-- Task inputs start --

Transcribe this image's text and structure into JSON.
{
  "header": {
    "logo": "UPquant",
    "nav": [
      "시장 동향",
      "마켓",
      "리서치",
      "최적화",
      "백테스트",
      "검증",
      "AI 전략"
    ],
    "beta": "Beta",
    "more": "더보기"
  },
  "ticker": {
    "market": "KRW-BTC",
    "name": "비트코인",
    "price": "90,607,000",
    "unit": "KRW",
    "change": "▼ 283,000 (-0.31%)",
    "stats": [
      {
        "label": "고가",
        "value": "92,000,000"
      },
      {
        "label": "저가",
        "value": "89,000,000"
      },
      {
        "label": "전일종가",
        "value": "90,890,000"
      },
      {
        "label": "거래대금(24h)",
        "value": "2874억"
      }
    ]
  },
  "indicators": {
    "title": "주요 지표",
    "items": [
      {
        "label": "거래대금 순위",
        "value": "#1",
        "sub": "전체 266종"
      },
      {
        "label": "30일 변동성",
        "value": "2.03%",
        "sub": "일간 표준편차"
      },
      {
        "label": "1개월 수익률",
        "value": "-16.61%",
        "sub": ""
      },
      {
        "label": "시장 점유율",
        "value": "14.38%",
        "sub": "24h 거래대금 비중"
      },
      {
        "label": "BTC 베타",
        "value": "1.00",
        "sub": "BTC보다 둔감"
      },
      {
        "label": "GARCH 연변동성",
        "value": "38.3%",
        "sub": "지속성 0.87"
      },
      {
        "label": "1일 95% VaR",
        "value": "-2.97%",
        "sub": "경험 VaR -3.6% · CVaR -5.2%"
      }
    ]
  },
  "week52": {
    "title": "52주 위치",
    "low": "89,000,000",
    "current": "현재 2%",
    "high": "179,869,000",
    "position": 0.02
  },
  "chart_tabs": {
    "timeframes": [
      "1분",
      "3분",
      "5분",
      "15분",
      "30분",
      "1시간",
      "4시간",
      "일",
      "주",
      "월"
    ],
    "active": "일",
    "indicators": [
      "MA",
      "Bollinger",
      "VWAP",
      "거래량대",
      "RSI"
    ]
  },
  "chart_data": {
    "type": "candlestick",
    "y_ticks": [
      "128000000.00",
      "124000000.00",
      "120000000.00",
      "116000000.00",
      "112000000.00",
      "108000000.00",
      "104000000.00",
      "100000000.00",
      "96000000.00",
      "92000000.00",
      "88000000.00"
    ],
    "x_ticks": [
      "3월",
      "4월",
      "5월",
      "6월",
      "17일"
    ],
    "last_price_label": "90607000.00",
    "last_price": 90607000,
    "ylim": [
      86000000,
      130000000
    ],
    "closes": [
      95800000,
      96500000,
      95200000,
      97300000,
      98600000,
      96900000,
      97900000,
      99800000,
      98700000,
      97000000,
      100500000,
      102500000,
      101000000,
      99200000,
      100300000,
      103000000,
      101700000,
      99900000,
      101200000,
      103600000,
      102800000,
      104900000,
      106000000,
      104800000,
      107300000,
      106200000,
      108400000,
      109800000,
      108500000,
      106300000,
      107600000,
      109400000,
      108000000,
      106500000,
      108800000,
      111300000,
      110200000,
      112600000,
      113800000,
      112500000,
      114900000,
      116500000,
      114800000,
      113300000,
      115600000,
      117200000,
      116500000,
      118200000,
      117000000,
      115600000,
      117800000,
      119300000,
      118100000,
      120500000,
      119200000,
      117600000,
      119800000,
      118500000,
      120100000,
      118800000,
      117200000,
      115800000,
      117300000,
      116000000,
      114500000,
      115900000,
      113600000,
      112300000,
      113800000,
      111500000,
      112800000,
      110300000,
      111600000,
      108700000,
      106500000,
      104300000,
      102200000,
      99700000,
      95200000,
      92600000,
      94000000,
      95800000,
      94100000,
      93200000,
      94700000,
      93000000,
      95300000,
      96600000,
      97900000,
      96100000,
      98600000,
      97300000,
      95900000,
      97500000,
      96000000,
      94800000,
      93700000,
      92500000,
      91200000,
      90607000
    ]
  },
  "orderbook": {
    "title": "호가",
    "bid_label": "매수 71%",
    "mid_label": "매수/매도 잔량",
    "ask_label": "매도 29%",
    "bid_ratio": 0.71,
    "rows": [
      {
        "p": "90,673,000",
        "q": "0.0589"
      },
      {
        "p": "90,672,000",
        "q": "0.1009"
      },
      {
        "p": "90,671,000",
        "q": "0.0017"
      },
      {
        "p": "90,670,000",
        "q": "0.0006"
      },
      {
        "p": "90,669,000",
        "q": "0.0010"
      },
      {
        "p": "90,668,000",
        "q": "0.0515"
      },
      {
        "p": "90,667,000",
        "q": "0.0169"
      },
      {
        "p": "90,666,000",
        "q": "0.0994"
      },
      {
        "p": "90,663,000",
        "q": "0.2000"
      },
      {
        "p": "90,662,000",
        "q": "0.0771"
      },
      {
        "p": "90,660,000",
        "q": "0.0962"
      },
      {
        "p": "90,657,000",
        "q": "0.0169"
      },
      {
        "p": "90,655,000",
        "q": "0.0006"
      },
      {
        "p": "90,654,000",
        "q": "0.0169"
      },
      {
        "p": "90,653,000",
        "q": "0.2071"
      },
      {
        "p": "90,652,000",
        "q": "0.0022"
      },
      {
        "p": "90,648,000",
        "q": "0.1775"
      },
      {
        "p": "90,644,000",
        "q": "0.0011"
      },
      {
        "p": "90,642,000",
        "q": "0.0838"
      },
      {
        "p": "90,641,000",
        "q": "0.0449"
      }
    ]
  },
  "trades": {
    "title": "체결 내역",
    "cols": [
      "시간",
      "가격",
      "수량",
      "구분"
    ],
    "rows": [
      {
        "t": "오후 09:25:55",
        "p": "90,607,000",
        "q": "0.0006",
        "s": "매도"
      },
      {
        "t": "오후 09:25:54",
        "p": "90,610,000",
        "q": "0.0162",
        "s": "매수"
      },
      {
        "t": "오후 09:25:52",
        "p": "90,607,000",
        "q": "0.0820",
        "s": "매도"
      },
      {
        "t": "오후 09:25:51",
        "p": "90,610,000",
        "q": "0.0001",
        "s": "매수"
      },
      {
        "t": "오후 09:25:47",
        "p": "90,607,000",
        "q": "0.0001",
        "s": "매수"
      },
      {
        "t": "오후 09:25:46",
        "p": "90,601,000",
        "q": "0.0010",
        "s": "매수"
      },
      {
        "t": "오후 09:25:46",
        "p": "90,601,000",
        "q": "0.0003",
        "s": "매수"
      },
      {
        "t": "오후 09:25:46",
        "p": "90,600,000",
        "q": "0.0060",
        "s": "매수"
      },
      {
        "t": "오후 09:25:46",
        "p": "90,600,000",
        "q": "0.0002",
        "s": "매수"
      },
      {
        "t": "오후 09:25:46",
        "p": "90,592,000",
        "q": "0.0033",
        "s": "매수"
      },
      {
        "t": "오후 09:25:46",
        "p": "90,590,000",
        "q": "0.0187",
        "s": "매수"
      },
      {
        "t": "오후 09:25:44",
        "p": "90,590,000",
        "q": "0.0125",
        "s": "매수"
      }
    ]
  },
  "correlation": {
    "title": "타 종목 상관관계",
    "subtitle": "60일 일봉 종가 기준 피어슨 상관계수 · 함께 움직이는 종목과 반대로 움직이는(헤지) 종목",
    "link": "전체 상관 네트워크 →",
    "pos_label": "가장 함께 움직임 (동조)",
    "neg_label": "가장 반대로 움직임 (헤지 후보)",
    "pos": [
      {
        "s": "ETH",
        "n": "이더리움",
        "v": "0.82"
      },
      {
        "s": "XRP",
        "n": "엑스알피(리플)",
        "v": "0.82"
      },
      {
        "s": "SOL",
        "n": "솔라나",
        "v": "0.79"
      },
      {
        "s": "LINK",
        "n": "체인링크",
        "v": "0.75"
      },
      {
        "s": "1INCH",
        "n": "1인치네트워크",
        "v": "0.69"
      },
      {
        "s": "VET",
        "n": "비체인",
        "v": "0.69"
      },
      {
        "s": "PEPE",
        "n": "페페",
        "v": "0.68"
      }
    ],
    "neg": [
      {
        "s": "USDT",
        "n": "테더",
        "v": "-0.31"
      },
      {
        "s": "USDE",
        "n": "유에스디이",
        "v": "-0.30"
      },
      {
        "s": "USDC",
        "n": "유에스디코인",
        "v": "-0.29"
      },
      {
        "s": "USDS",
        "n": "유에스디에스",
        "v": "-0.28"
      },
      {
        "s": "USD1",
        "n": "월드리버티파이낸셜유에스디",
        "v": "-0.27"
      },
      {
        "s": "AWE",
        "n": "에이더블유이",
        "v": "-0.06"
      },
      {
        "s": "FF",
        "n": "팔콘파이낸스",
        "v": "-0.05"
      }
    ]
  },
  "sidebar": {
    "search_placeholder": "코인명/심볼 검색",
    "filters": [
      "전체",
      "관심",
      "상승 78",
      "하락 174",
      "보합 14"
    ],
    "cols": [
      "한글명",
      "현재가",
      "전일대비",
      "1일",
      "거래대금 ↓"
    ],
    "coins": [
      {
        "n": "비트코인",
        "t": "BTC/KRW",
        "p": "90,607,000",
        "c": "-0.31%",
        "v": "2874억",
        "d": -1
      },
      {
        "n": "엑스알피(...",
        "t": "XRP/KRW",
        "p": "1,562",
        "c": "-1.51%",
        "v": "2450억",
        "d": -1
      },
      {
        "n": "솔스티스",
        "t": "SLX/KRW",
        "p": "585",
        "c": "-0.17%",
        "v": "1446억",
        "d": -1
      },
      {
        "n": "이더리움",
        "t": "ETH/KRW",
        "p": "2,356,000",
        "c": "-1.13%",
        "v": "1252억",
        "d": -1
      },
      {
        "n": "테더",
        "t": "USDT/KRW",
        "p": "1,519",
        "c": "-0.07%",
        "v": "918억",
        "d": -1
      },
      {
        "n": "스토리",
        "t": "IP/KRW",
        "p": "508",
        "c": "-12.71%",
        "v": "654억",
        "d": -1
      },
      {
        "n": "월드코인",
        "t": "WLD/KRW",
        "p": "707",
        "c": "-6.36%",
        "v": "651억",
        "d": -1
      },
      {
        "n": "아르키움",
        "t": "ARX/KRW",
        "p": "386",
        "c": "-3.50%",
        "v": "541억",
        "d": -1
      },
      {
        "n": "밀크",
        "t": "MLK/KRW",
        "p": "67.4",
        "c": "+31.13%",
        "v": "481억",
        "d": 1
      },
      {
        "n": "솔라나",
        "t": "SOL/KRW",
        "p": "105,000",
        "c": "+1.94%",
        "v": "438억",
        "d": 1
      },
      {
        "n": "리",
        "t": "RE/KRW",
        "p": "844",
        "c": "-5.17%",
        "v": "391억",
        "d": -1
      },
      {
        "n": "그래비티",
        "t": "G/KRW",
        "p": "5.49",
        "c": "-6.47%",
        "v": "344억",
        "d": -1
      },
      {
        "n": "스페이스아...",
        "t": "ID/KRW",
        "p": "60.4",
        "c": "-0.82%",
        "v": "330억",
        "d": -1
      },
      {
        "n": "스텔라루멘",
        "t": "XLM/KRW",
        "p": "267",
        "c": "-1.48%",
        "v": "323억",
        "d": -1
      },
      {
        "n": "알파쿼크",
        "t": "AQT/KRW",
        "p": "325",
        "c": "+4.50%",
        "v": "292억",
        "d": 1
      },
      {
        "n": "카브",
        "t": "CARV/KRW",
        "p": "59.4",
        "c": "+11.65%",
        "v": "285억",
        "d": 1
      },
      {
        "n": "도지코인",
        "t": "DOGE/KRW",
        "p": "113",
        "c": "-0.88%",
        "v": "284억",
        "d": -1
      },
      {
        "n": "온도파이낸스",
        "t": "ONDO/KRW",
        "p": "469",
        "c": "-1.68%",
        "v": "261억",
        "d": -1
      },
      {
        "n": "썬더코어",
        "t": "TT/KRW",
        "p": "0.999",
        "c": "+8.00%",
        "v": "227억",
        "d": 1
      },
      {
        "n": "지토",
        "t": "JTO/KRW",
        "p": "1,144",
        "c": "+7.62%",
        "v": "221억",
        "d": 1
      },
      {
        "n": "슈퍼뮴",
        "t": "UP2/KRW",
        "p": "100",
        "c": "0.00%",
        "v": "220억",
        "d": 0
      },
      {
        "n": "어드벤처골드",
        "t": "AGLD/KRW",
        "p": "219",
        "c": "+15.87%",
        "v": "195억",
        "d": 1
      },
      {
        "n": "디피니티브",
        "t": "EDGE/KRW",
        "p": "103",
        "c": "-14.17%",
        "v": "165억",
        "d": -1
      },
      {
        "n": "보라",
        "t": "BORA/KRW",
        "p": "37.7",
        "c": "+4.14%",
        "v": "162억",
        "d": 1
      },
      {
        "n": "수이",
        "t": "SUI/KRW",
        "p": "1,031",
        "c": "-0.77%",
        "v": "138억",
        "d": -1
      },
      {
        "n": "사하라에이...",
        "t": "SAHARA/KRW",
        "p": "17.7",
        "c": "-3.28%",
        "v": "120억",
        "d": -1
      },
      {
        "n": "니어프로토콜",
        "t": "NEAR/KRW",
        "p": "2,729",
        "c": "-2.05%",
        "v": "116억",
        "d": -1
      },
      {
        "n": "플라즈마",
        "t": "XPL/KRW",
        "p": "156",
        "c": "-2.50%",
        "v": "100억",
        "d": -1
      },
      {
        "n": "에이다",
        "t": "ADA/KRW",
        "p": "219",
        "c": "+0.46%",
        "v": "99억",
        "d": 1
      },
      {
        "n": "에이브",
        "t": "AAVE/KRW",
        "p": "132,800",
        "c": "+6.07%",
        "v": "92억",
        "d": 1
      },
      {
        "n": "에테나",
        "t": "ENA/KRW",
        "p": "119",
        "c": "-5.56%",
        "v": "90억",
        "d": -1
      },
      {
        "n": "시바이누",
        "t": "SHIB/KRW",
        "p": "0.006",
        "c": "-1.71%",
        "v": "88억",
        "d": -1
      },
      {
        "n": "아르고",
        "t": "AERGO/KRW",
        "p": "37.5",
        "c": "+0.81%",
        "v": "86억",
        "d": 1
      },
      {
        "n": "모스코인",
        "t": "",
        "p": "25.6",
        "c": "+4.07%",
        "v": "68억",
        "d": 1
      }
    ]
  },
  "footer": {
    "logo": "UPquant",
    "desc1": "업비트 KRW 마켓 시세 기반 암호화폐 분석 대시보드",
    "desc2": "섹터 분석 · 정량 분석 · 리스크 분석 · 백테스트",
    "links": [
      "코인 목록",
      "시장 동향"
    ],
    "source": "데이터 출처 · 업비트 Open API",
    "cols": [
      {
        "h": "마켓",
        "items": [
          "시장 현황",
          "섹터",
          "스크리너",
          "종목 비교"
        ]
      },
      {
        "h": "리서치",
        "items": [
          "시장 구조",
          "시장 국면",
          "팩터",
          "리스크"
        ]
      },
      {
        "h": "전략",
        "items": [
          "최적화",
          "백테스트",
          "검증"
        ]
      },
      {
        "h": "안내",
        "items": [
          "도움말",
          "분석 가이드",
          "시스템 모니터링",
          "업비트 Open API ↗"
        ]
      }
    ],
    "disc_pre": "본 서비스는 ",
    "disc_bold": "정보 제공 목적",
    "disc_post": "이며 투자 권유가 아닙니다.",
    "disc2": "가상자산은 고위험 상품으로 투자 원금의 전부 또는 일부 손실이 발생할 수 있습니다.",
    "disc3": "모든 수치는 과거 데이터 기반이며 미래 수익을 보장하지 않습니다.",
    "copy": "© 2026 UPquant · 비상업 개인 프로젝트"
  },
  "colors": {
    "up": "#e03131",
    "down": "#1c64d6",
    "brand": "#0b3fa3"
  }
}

-- Task inputs end --

Find the word "Open" in the data and show each line that holds it.

Written solution.
    "source": "데이터 출처 · 업비트 Open API",
          "업비트 Open API ↗"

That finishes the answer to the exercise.